__Given problem__. Copy out all of the material, matching it word for word.

__Supplied material__.
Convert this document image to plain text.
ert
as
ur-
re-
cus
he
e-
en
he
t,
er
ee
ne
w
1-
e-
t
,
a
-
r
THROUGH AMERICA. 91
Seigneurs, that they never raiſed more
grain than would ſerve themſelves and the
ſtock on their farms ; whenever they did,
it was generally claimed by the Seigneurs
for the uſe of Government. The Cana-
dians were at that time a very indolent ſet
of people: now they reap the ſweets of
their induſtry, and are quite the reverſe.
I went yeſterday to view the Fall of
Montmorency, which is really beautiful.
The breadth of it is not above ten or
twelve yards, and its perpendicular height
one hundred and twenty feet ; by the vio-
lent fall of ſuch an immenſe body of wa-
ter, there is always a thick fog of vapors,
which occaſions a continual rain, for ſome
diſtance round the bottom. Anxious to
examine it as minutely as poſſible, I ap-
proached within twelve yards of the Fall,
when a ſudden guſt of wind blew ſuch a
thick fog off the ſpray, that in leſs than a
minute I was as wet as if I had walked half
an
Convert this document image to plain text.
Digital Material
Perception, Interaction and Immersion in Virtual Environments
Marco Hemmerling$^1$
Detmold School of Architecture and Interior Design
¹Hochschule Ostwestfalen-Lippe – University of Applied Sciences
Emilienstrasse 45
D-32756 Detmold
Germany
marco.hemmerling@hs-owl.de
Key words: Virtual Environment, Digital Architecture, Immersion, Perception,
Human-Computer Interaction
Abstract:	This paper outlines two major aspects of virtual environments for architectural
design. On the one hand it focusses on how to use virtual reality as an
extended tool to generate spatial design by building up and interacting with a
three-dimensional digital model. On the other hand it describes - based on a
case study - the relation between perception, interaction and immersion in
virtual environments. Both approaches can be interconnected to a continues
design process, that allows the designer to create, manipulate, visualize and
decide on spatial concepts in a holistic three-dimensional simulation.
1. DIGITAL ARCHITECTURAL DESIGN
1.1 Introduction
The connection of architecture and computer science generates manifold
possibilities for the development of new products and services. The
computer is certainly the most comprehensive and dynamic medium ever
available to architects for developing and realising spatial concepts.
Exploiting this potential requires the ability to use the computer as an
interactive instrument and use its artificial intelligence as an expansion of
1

__Correct result__.
Convert this document image to plain text.
ert
as
ur-
re-
cus
he
e-
en
he
t,
er
ee
ne
w
1-
e-
t
,
a
-
r
THROUGH AMERICA. 91
Seigneurs, that they never raiſed more
grain than would ſerve themſelves and the
ſtock on their farms ; whenever they did,
it was generally claimed by the Seigneurs
for the uſe of Government. The Cana-
dians were at that time a very indolent ſet
of people: now they reap the ſweets of
their induſtry, and are quite the reverſe.
I went yeſterday to view the Fall of
Montmorency, which is really beautiful.
The breadth of it is not above ten or
twelve yards, and its perpendicular height
one hundred and twenty feet ; by the vio-
lent fall of ſuch an immenſe body of wa-
ter, there is always a thick fog of vapors,
which occaſions a continual rain, for ſome
diſtance round the bottom. Anxious to
examine it as minutely as poſſible, I ap-
proached within twelve yards of the Fall,
when a ſudden guſt of wind blew ſuch a
thick fog off the ſpray, that in leſs than a
minute I was as wet as if I had walked half
an
Convert this document image to plain text.
Digital Material
Perception, Interaction and Immersion in Virtual Environments
Marco Hemmerling$^1$
Detmold School of Architecture and Interior Design
¹Hochschule Ostwestfalen-Lippe – University of Applied Sciences
Emilienstrasse 45
D-32756 Detmold
Germany
marco.hemmerling@hs-owl.de
Key words: Virtual Environment, Digital Architecture, Immersion, Perception,
Human-Computer Interaction
Abstract:	This paper outlines two major aspects of virtual environments for architectural
design. On the one hand it focusses on how to use virtual reality as an
extended tool to generate spatial design by building up and interacting with a
three-dimensional digital model. On the other hand it describes - based on a
case study - the relation between perception, interaction and immersion in
virtual environments. Both approaches can be interconnected to a continues
design process, that allows the designer to create, manipulate, visualize and
decide on spatial concepts in a holistic three-dimensional simulation.
1. DIGITAL ARCHITECTURAL DESIGN
1.1 Introduction
The connection of architecture and computer science generates manifold
possibilities for the development of new products and services. The
computer is certainly the most comprehensive and dynamic medium ever
available to architects for developing and realising spatial concepts.
Exploiting this potential requires the ability to use the computer as an
interactive instrument and use its artificial intelligence as an expansion of
1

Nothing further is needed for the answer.